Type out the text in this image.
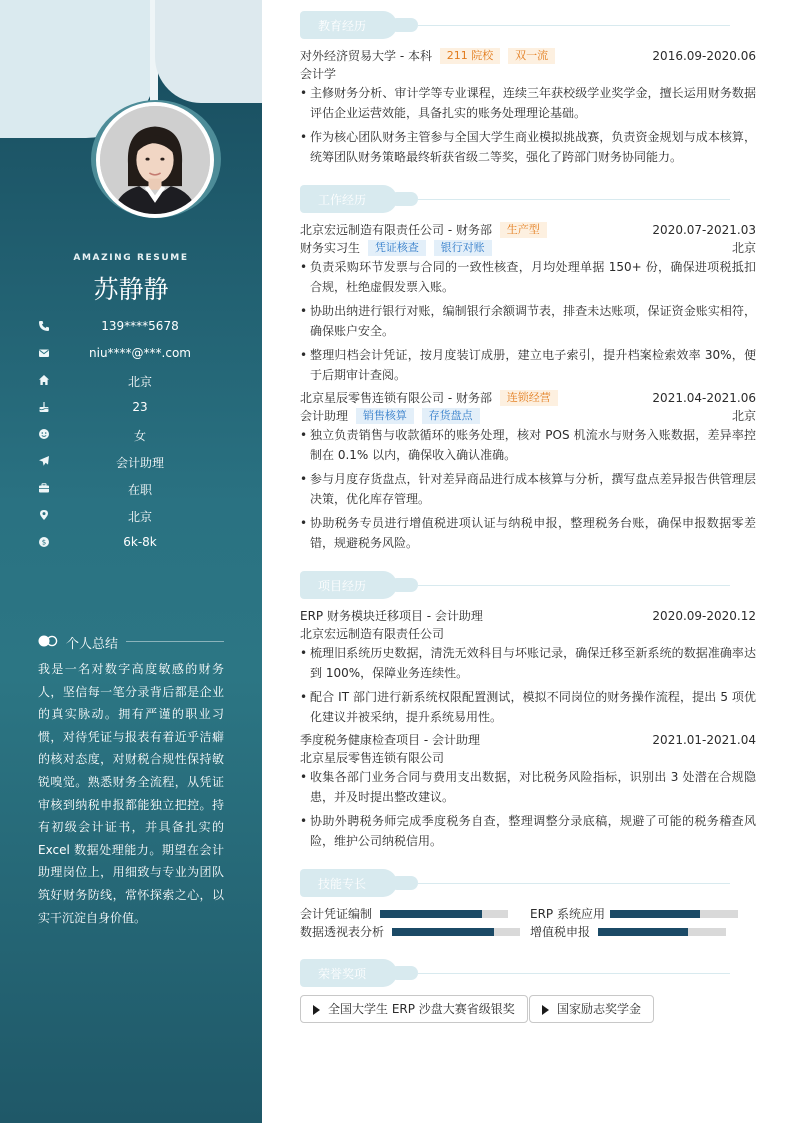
AMAZING RESUME
苏静静
139****5678
niu****@***.com
北京
23
女
会计助理
在职
北京
$	6k-8k
个人总结
我是一名对数字高度敏感的财务人，坚信每一笔分录背后都是企业的真实脉动。拥有严谨的职业习惯，对待凭证与报表有着近乎洁癖的核对态度，对财税合规性保持敏锐嗅觉。熟悉财务全流程，从凭证审核到纳税申报都能独立把控。持有初级会计证书，并具备扎实的 Excel 数据处理能力。期望在会计助理岗位上，用细致与专业为团队筑好财务防线，常怀探索之心，以实干沉淀自身价值。
教育经历
对外经济贸易大学 - 本科 211 院校 双一流	2016.09-2020.06
会计学
• 主修财务分析、审计学等专业课程，连续三年获校级学业奖学金，擅长运用财务数据评估企业运营效能，具备扎实的账务处理理论基础。
• 作为核心团队财务主管参与全国大学生商业模拟挑战赛，负责资金规划与成本核算，统筹团队财务策略最终斩获省级二等奖，强化了跨部门财务协同能力。
工作经历
北京宏远制造有限责任公司 - 财务部 生产型	2020.07-2021.03
财务实习生 凭证核查 银行对账	北京
• 负责采购环节发票与合同的一致性核查，月均处理单据 150+ 份，确保进项税抵扣合规，杜绝虚假发票入账。
• 协助出纳进行银行对账，编制银行余额调节表，排查未达账项，保证资金账实相符，确保账户安全。
• 整理归档会计凭证，按月度装订成册，建立电子索引，提升档案检索效率 30%，便于后期审计查阅。
北京星辰零售连锁有限公司 - 财务部 连锁经营	2021.04-2021.06
会计助理 销售核算 存货盘点	北京
• 独立负责销售与收款循环的账务处理，核对 POS 机流水与财务入账数据，差异率控制在 0.1% 以内，确保收入确认准确。
• 参与月度存货盘点，针对差异商品进行成本核算与分析，撰写盘点差异报告供管理层决策，优化库存管理。
• 协助税务专员进行增值税进项认证与纳税申报，整理税务台账，确保申报数据零差错，规避税务风险。
项目经历
ERP 财务模块迁移项目 - 会计助理	2020.09-2020.12
北京宏远制造有限责任公司
• 梳理旧系统历史数据，清洗无效科目与坏账记录，确保迁移至新系统的数据准确率达到 100%，保障业务连续性。
• 配合 IT 部门进行新系统权限配置测试，模拟不同岗位的财务操作流程，提出 5 项优化建议并被采纳，提升系统易用性。
季度税务健康检查项目 - 会计助理	2021.01-2021.04
北京星辰零售连锁有限公司
• 收集各部门业务合同与费用支出数据，对比税务风险指标，识别出 3 处潜在合规隐患，并及时提出整改建议。
• 协助外聘税务师完成季度税务自查，整理调整分录底稿，规避了可能的税务稽查风险，维护公司纳税信用。
技能专长
会计凭证编制	ERP 系统应用
数据透视表分析	增值税申报
荣誉奖项
全国大学生 ERP 沙盘大赛省级银奖	国家励志奖学金
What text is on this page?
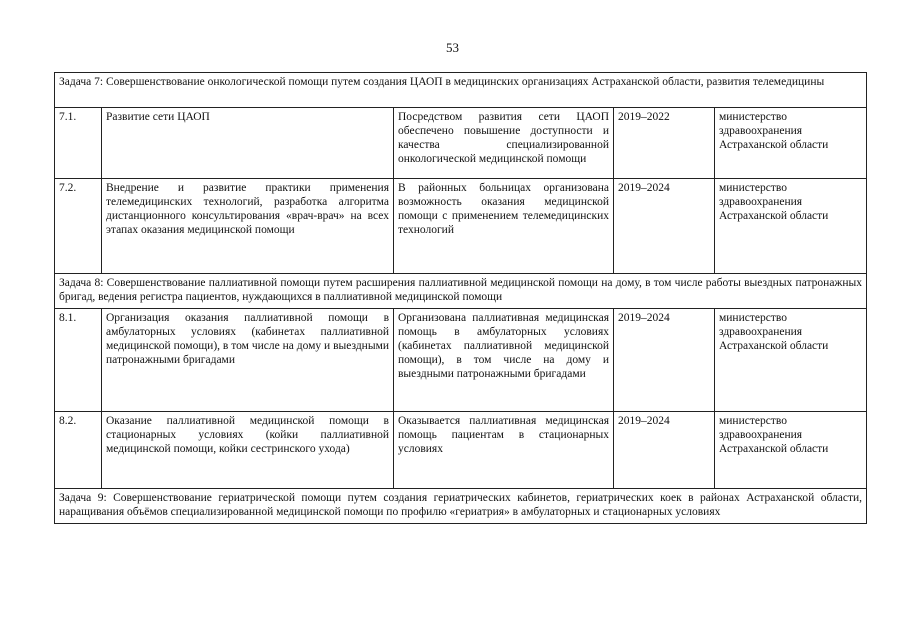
53
Задача 7: Совершенствование онкологической помощи путем создания ЦАОП в медицинских организациях Астраханской области, развития телемедицины				
7.1.	Развитие сети ЦАОП	Посредством развития сети ЦАОП обеспечено повышение доступности и качества специализированной онкологической медицинской помощи	2019–2022	министерство здравоохранения Астраханской области
7.2.	Внедрение и развитие практики применения телемедицинских технологий, разработка алгоритма дистанционного консультирования «врач-врач» на всех этапах оказания медицинской помощи	В районных больницах организована возможность оказания медицинской помощи с применением телемедицинских технологий	2019–2024	министерство здравоохранения Астраханской области
Задача 8: Совершенствование паллиативной помощи путем расширения паллиативной медицинской помощи на дому, в том числе работы выездных патронажных бригад, ведения регистра пациентов, нуждающихся в паллиативной медицинской помощи				
8.1.	Организация оказания паллиативной помощи в амбулаторных условиях (кабинетах паллиативной медицинской помощи), в том числе на дому и выездными патронажными бригадами	Организована паллиативная медицинская помощь в амбулаторных условиях (кабинетах паллиативной медицинской помощи), в том числе на дому и выездными патронажными бригадами	2019–2024	министерство здравоохранения Астраханской области
8.2.	Оказание паллиативной медицинской помощи в стационарных условиях (койки паллиативной медицинской помощи, койки сестринского ухода)	Оказывается паллиативная медицинская помощь пациентам в стационарных условиях	2019–2024	министерство здравоохранения Астраханской области
Задача 9: Совершенствование гериатрической помощи путем создания гериатрических кабинетов, гериатрических коек в районах Астраханской области, наращивания объёмов специализированной медицинской помощи по профилю «гериатрия» в амбулаторных и стационарных условиях				
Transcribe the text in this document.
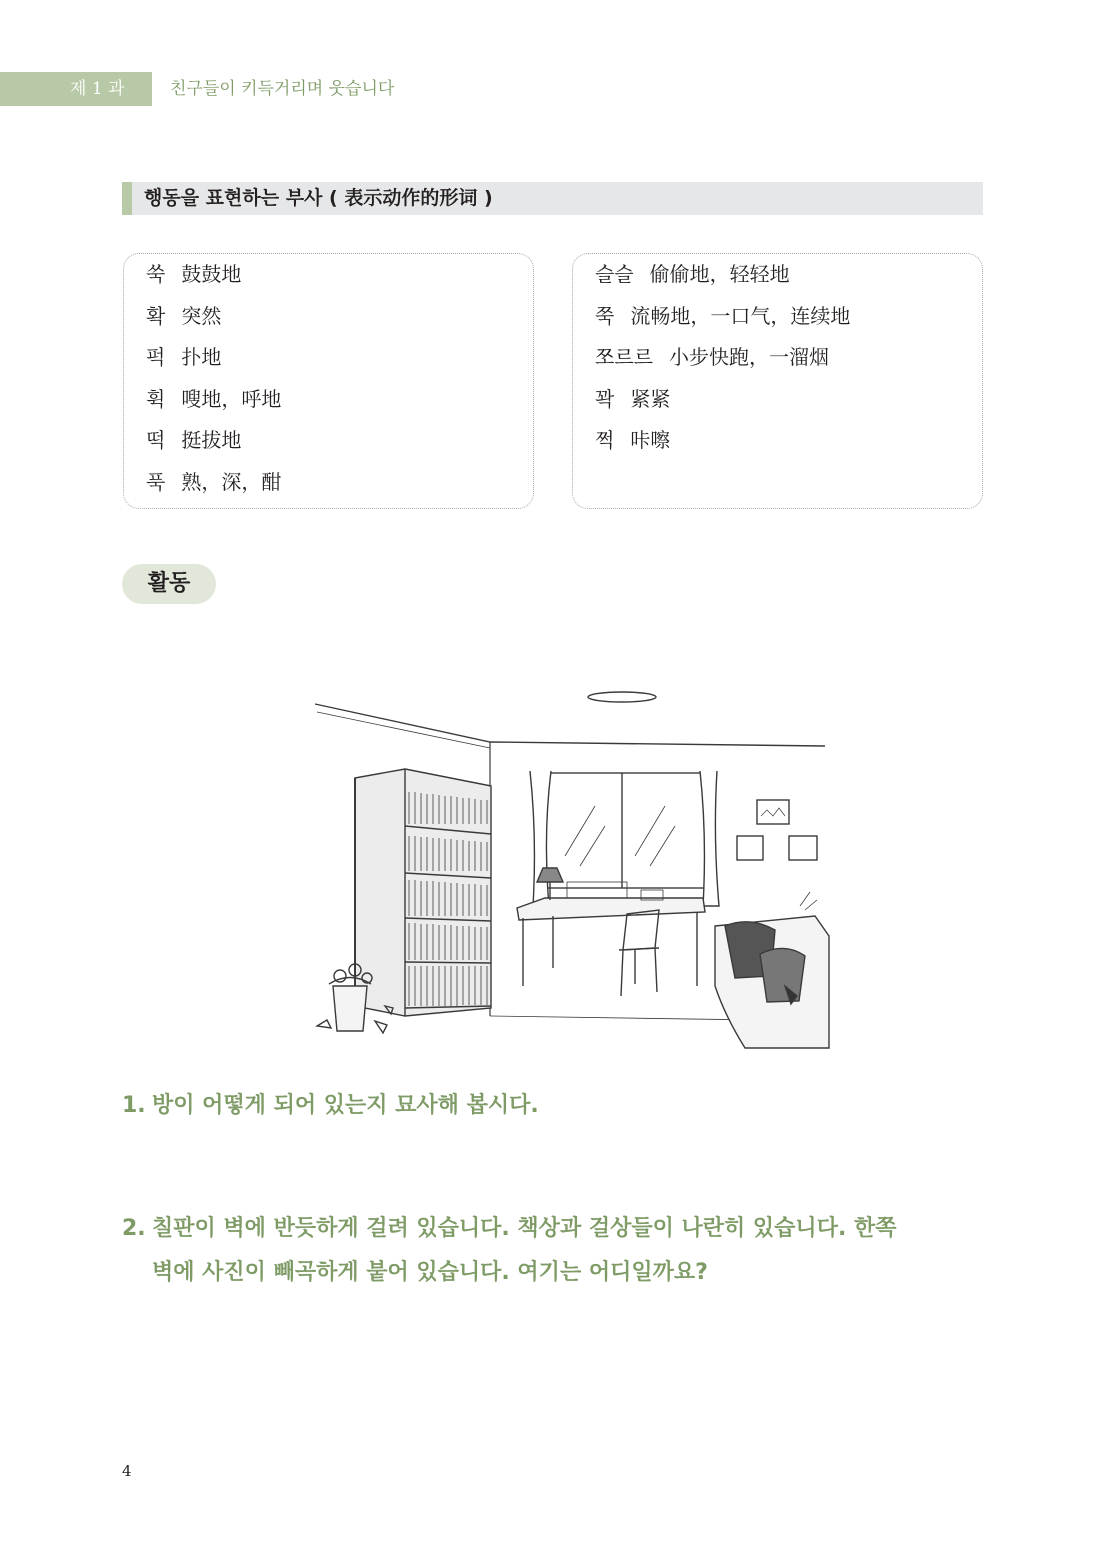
제 1 과	친구들이 키득거리며 웃습니다
행동을 표현하는 부사 ( 表示动作的形词 )
쑥 鼓鼓地
확 突然
퍽 扑地
휙 嗖地，呼地
떡 挺拔地
푹 熟，深，酣
슬슬 偷偷地，轻轻地
쭉 流畅地，一口气，连续地
쪼르르 小步快跑，一溜烟
꽉 紧紧
쩍 咔嚓
활동
1. 방이 어떻게 되어 있는지 묘사해 봅시다.
2. 칠판이 벽에 반듯하게 걸려 있습니다. 책상과 걸상들이 나란히 있습니다. 한쪽
벽에 사진이 빼곡하게 붙어 있습니다. 여기는 어디일까요?
4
....
**Challenge:**
Every line is to be duplicated exactly, though pictures stay out.

**Expected answer:**
Type out the text in this image.
AMAZING RESUME
苏静静
139****5678
niu****@***.com
北京
23
女
会计助理
在职
北京
$	6k-8k
个人总结
我是一名对数字高度敏感的财务人，坚信每一笔分录背后都是企业的真实脉动。拥有严谨的职业习惯，对待凭证与报表有着近乎洁癖的核对态度，对财税合规性保持敏锐嗅觉。熟悉财务全流程，从凭证审核到纳税申报都能独立把控。持有初级会计证书，并具备扎实的 Excel 数据处理能力。期望在会计助理岗位上，用细致与专业为团队筑好财务防线，常怀探索之心，以实干沉淀自身价值。
教育经历
对外经济贸易大学 - 本科 211 院校 双一流	2016.09-2020.06
会计学
• 主修财务分析、审计学等专业课程，连续三年获校级学业奖学金，擅长运用财务数据评估企业运营效能，具备扎实的账务处理理论基础。
• 作为核心团队财务主管参与全国大学生商业模拟挑战赛，负责资金规划与成本核算，统筹团队财务策略最终斩获省级二等奖，强化了跨部门财务协同能力。
工作经历
北京宏远制造有限责任公司 - 财务部 生产型	2020.07-2021.03
财务实习生 凭证核查 银行对账	北京
• 负责采购环节发票与合同的一致性核查，月均处理单据 150+ 份，确保进项税抵扣合规，杜绝虚假发票入账。
• 协助出纳进行银行对账，编制银行余额调节表，排查未达账项，保证资金账实相符，确保账户安全。
• 整理归档会计凭证，按月度装订成册，建立电子索引，提升档案检索效率 30%，便于后期审计查阅。
北京星辰零售连锁有限公司 - 财务部 连锁经营	2021.04-2021.06
会计助理 销售核算 存货盘点	北京
• 独立负责销售与收款循环的账务处理，核对 POS 机流水与财务入账数据，差异率控制在 0.1% 以内，确保收入确认准确。
• 参与月度存货盘点，针对差异商品进行成本核算与分析，撰写盘点差异报告供管理层决策，优化库存管理。
• 协助税务专员进行增值税进项认证与纳税申报，整理税务台账，确保申报数据零差错，规避税务风险。
项目经历
ERP 财务模块迁移项目 - 会计助理	2020.09-2020.12
北京宏远制造有限责任公司
• 梳理旧系统历史数据，清洗无效科目与坏账记录，确保迁移至新系统的数据准确率达到 100%，保障业务连续性。
• 配合 IT 部门进行新系统权限配置测试，模拟不同岗位的财务操作流程，提出 5 项优化建议并被采纳，提升系统易用性。
季度税务健康检查项目 - 会计助理	2021.01-2021.04
北京星辰零售连锁有限公司
• 收集各部门业务合同与费用支出数据，对比税务风险指标，识别出 3 处潜在合规隐患，并及时提出整改建议。
• 协助外聘税务师完成季度税务自查，整理调整分录底稿，规避了可能的税务稽查风险，维护公司纳税信用。
技能专长
会计凭证编制	ERP 系统应用
数据透视表分析	增值税申报
荣誉奖项
全国大学生 ERP 沙盘大赛省级银奖	国家励志奖学金
What text is on this page?
53
Задача 7: Совершенствование онкологической помощи путем создания ЦАОП в медицинских организациях Астраханской области, развития телемедицины				
7.1.	Развитие сети ЦАОП	Посредством развития сети ЦАОП обеспечено повышение доступности и качества специализированной онкологической медицинской помощи	2019–2022	министерство здравоохранения Астраханской области
7.2.	Внедрение и развитие практики применения телемедицинских технологий, разработка алгоритма дистанционного консультирования «врач-врач» на всех этапах оказания медицинской помощи	В районных больницах организована возможность оказания медицинской помощи с применением телемедицинских технологий	2019–2024	министерство здравоохранения Астраханской области
Задача 8: Совершенствование паллиативной помощи путем расширения паллиативной медицинской помощи на дому, в том числе работы выездных патронажных бригад, ведения регистра пациентов, нуждающихся в паллиативной медицинской помощи				
8.1.	Организация оказания паллиативной помощи в амбулаторных условиях (кабинетах паллиативной медицинской помощи), в том числе на дому и выездными патронажными бригадами	Организована паллиативная медицинская помощь в амбулаторных условиях (кабинетах паллиативной медицинской помощи), в том числе на дому и выездными патронажными бригадами	2019–2024	министерство здравоохранения Астраханской области
8.2.	Оказание паллиативной медицинской помощи в стационарных условиях (койки паллиативной медицинской помощи, койки сестринского ухода)	Оказывается паллиативная медицинская помощь пациентам в стационарных условиях	2019–2024	министерство здравоохранения Астраханской области
Задача 9: Совершенствование гериатрической помощи путем создания гериатрических кабинетов, гериатрических коек в районах Астраханской области, наращивания объёмов специализированной медицинской помощи по профилю «гериатрия» в амбулаторных и стационарных условиях				
Transcribe the text in this document.
제 1 과	친구들이 키득거리며 웃습니다
행동을 표현하는 부사 ( 表示动作的形词 )
쑥 鼓鼓地
확 突然
퍽 扑地
휙 嗖地，呼地
떡 挺拔地
푹 熟，深，酣
슬슬 偷偷地，轻轻地
쭉 流畅地，一口气，连续地
쪼르르 小步快跑，一溜烟
꽉 紧紧
쩍 咔嚓
활동
1. 방이 어떻게 되어 있는지 묘사해 봅시다.
2. 칠판이 벽에 반듯하게 걸려 있습니다. 책상과 걸상들이 나란히 있습니다. 한쪽
벽에 사진이 빼곡하게 붙어 있습니다. 여기는 어디일까요?
4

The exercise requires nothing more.